WORK REQUIRED: Without the images, output each record below as it stands.
[Begin RECORDS FOR THE TASK]
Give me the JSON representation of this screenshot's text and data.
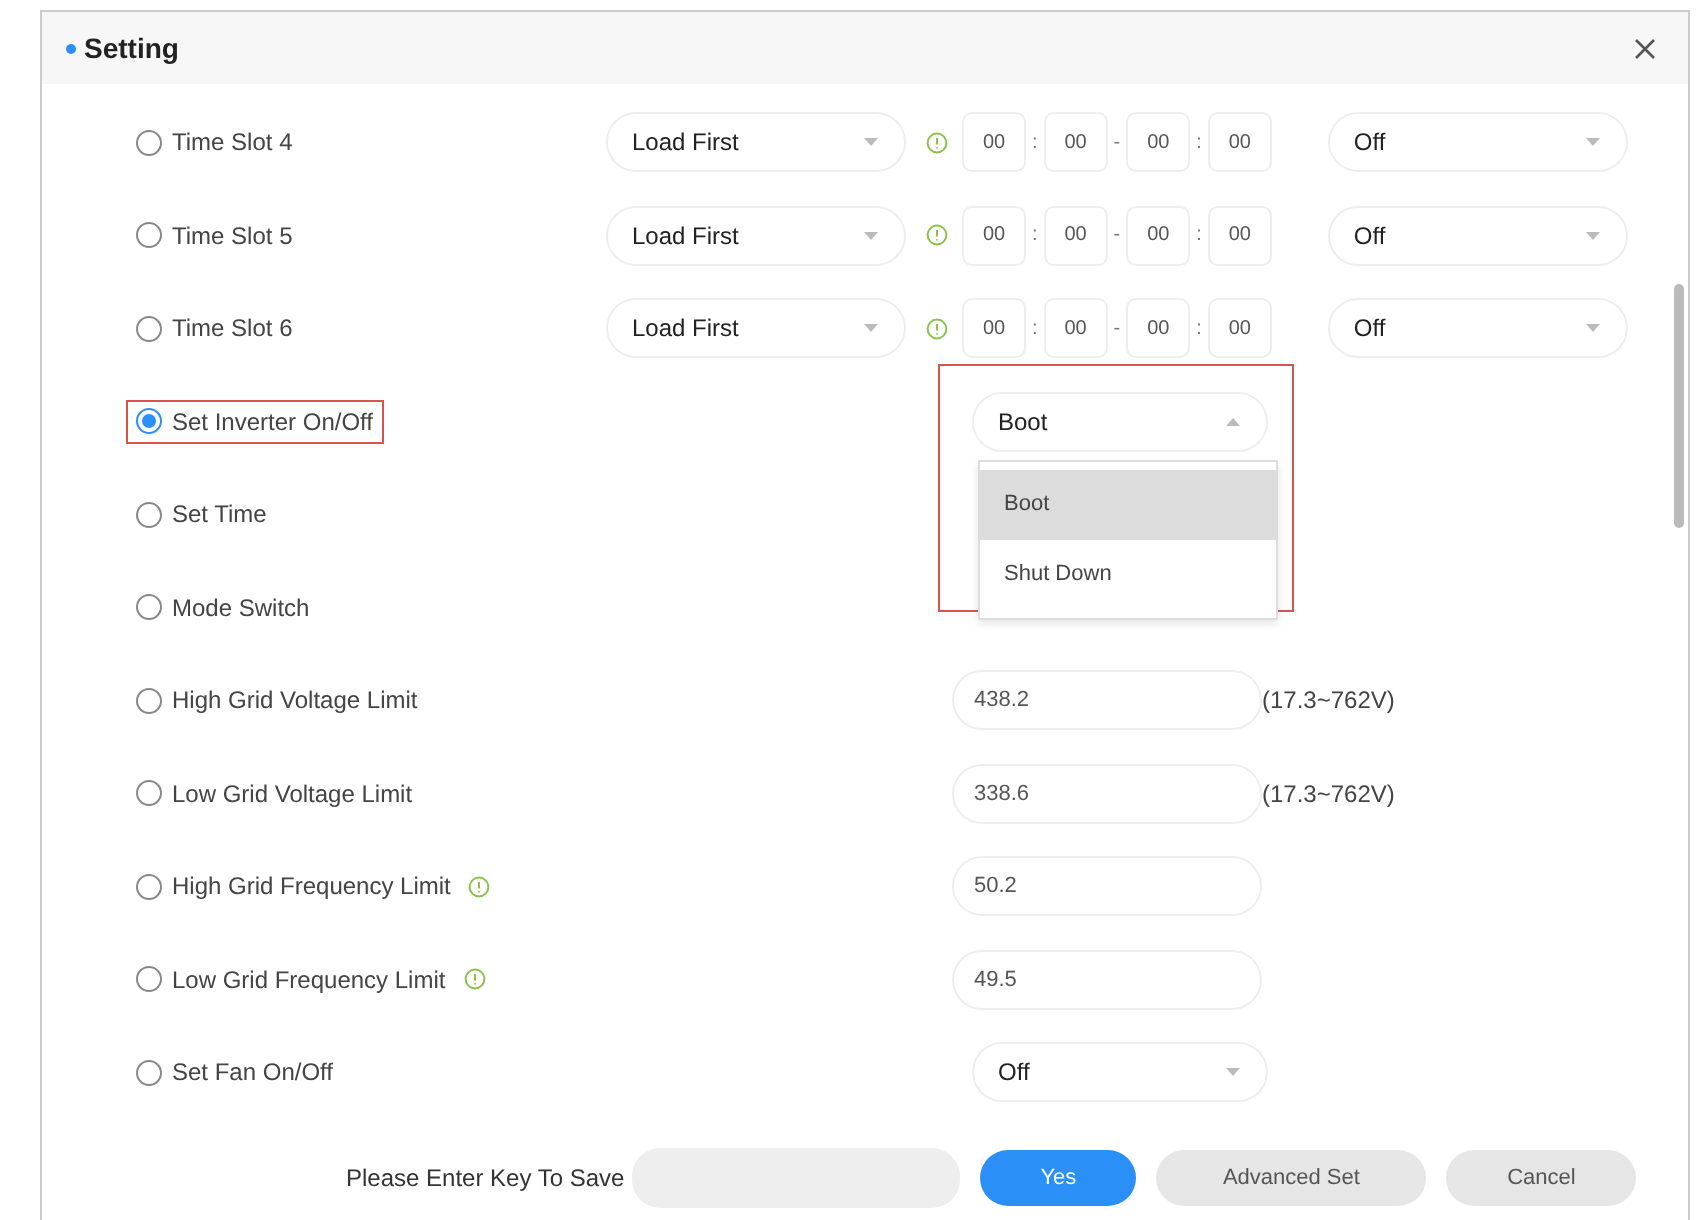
{
  "dialog": {
    "title": "Setting"
  },
  "rows": [
    {
      "kind": "timeslot",
      "label": "Time Slot 4",
      "selected": false,
      "mode": "Load First",
      "times": [
        "00",
        "00",
        "00",
        "00"
      ],
      "separators": [
        ":",
        "-",
        ":"
      ],
      "enable": "Off"
    },
    {
      "kind": "timeslot",
      "label": "Time Slot 5",
      "selected": false,
      "mode": "Load First",
      "times": [
        "00",
        "00",
        "00",
        "00"
      ],
      "separators": [
        ":",
        "-",
        ":"
      ],
      "enable": "Off"
    },
    {
      "kind": "timeslot",
      "label": "Time Slot 6",
      "selected": false,
      "mode": "Load First",
      "times": [
        "00",
        "00",
        "00",
        "00"
      ],
      "separators": [
        ":",
        "-",
        ":"
      ],
      "enable": "Off"
    },
    {
      "kind": "select",
      "label": "Set Inverter On/Off",
      "selected": true,
      "highlight": true,
      "value": "Boot",
      "open": true,
      "options": [
        {
          "label": "Boot",
          "selected": true
        },
        {
          "label": "Shut Down",
          "selected": false
        }
      ]
    },
    {
      "kind": "blank",
      "label": "Set Time",
      "selected": false
    },
    {
      "kind": "blank",
      "label": "Mode Switch",
      "selected": false
    },
    {
      "kind": "input",
      "label": "High Grid Voltage Limit",
      "selected": false,
      "value": "438.2",
      "range": "(17.3~762V)"
    },
    {
      "kind": "input",
      "label": "Low Grid Voltage Limit",
      "selected": false,
      "value": "338.6",
      "range": "(17.3~762V)"
    },
    {
      "kind": "input",
      "label": "High Grid Frequency Limit",
      "selected": false,
      "info": true,
      "value": "50.2"
    },
    {
      "kind": "input",
      "label": "Low Grid Frequency Limit",
      "selected": false,
      "info": true,
      "value": "49.5"
    },
    {
      "kind": "select",
      "label": "Set Fan On/Off",
      "selected": false,
      "value": "Off",
      "open": false
    }
  ],
  "footer": {
    "key_label": "Please Enter Key To Save",
    "buttons": [
      {
        "label": "Yes",
        "kind": "primary"
      },
      {
        "label": "Advanced Set",
        "kind": "secondary"
      },
      {
        "label": "Cancel",
        "kind": "secondary"
      }
    ]
  }
}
[End RECORDS FOR THE TASK]
EXERCISE OUTPUT:
Give me the JSON representation of this screenshot's text and data.
{
  "dialog": {
    "title": "Setting"
  },
  "rows": [
    {
      "kind": "timeslot",
      "label": "Time Slot 4",
      "selected": false,
      "mode": "Load First",
      "times": [
        "00",
        "00",
        "00",
        "00"
      ],
      "separators": [
        ":",
        "-",
        ":"
      ],
      "enable": "Off"
    },
    {
      "kind": "timeslot",
      "label": "Time Slot 5",
      "selected": false,
      "mode": "Load First",
      "times": [
        "00",
        "00",
        "00",
        "00"
      ],
      "separators": [
        ":",
        "-",
        ":"
      ],
      "enable": "Off"
    },
    {
      "kind": "timeslot",
      "label": "Time Slot 6",
      "selected": false,
      "mode": "Load First",
      "times": [
        "00",
        "00",
        "00",
        "00"
      ],
      "separators": [
        ":",
        "-",
        ":"
      ],
      "enable": "Off"
    },
    {
      "kind": "select",
      "label": "Set Inverter On/Off",
      "selected": true,
      "highlight": true,
      "value": "Boot",
      "open": true,
      "options": [
        {
          "label": "Boot",
          "selected": true
        },
        {
          "label": "Shut Down",
          "selected": false
        }
      ]
    },
    {
      "kind": "blank",
      "label": "Set Time",
      "selected": false
    },
    {
      "kind": "blank",
      "label": "Mode Switch",
      "selected": false
    },
    {
      "kind": "input",
      "label": "High Grid Voltage Limit",
      "selected": false,
      "value": "438.2",
      "range": "(17.3~762V)"
    },
    {
      "kind": "input",
      "label": "Low Grid Voltage Limit",
      "selected": false,
      "value": "338.6",
      "range": "(17.3~762V)"
    },
    {
      "kind": "input",
      "label": "High Grid Frequency Limit",
      "selected": false,
      "info": true,
      "value": "50.2"
    },
    {
      "kind": "input",
      "label": "Low Grid Frequency Limit",
      "selected": false,
      "info": true,
      "value": "49.5"
    },
    {
      "kind": "select",
      "label": "Set Fan On/Off",
      "selected": false,
      "value": "Off",
      "open": false
    }
  ],
  "footer": {
    "key_label": "Please Enter Key To Save",
    "buttons": [
      {
        "label": "Yes",
        "kind": "primary"
      },
      {
        "label": "Advanced Set",
        "kind": "secondary"
      },
      {
        "label": "Cancel",
        "kind": "secondary"
      }
    ]
  }
}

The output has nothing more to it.